— start SUPPLIED RECORDS —

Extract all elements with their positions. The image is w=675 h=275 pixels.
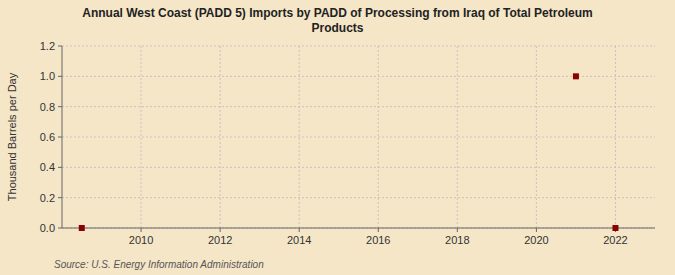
x-axis-line — [62, 228, 655, 229]
y-tick — [58, 46, 62, 47]
x-tick-label: 2020 — [524, 234, 548, 246]
y-tick-label: 0.2 — [40, 192, 55, 204]
y-grid-line — [62, 197, 655, 198]
x-tick — [457, 228, 458, 232]
x-tick — [299, 228, 300, 232]
grid — [62, 46, 655, 228]
x-tick — [536, 228, 537, 232]
x-tick-label: 2018 — [445, 234, 469, 246]
background — [0, 0, 675, 275]
y-grid-line — [62, 137, 655, 138]
y-tick-label: 0.8 — [40, 101, 55, 113]
y-tick-label: 1.2 — [40, 40, 55, 52]
y-grid-line — [62, 167, 655, 168]
point — [79, 225, 85, 231]
y-tick — [58, 167, 62, 168]
x-tick-label: 2016 — [366, 234, 390, 246]
x-tick — [141, 228, 142, 232]
x-grid-line — [615, 46, 616, 228]
x-tick-label: 2010 — [129, 234, 153, 246]
title: Annual West Coast (PADD 5) Imports by PA… — [82, 6, 593, 35]
x-grid-line — [378, 46, 379, 228]
point — [612, 225, 618, 231]
y-grid-line — [62, 106, 655, 107]
y-grid-line — [62, 76, 655, 77]
x-grid-line — [141, 46, 142, 228]
chart-svg: Annual West Coast (PADD 5) Imports by PA… — [0, 0, 675, 275]
axes: 0.0 0.2 0.4 0.6 0.8 1.0 1.2 2010 2012 2014 2016 201… — [40, 40, 655, 246]
chart-container: Annual West Coast (PADD 5) Imports by PA… — [0, 0, 675, 275]
y-tick-label: 0.0 — [40, 222, 55, 234]
x-tick-label: 2014 — [287, 234, 311, 246]
y-grid-line — [62, 228, 655, 229]
y-tick — [58, 137, 62, 138]
y-grid-line — [62, 46, 655, 47]
y-tick — [58, 197, 62, 198]
y-tick — [58, 228, 62, 229]
y-axis-label: Thousand Barrels per Day — [6, 72, 18, 201]
y-tick-label: 1.0 — [40, 70, 55, 82]
source-note: Source: U.S. Energy Information Administ… — [54, 259, 264, 270]
y-tick — [58, 76, 62, 77]
x-tick-label: 2012 — [208, 234, 232, 246]
x-tick-label: 2022 — [603, 234, 627, 246]
x-grid-line — [536, 46, 537, 228]
y-axis-line — [62, 46, 63, 228]
x-tick — [378, 228, 379, 232]
y-tick — [58, 106, 62, 107]
points — [79, 73, 619, 231]
x-grid-line — [299, 46, 300, 228]
y-tick-label: 0.6 — [40, 131, 55, 143]
point — [573, 73, 579, 79]
x-grid-line — [220, 46, 221, 228]
x-tick — [220, 228, 221, 232]
x-grid-line — [457, 46, 458, 228]
y-tick-label: 0.4 — [40, 161, 55, 173]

— end SUPPLIED RECORDS —

SET TASK
Give back the listing lines from the line with "x-axis-line — [62, 228, 655, 229]" to the line with "x-tick — [141, 228, 142, 232]", with "y-grid-line" swapped for "horizontal-grid-line" and everything else unchanged.

ANSWER TO THIS EXERCISE
x-axis-line — [62, 228, 655, 229]
y-tick — [58, 46, 62, 47]
x-tick-label: 2020 — [524, 234, 548, 246]
y-tick-label: 0.2 — [40, 192, 55, 204]
horizontal-grid-line — [62, 197, 655, 198]
x-tick — [457, 228, 458, 232]
x-tick — [299, 228, 300, 232]
grid — [62, 46, 655, 228]
x-tick — [536, 228, 537, 232]
x-tick-label: 2018 — [445, 234, 469, 246]
background — [0, 0, 675, 275]
horizontal-grid-line — [62, 137, 655, 138]
y-tick-label: 0.8 — [40, 101, 55, 113]
y-tick-label: 1.2 — [40, 40, 55, 52]
horizontal-grid-line — [62, 167, 655, 168]
point — [79, 225, 85, 231]
y-tick — [58, 167, 62, 168]
x-tick-label: 2016 — [366, 234, 390, 246]
x-tick — [141, 228, 142, 232]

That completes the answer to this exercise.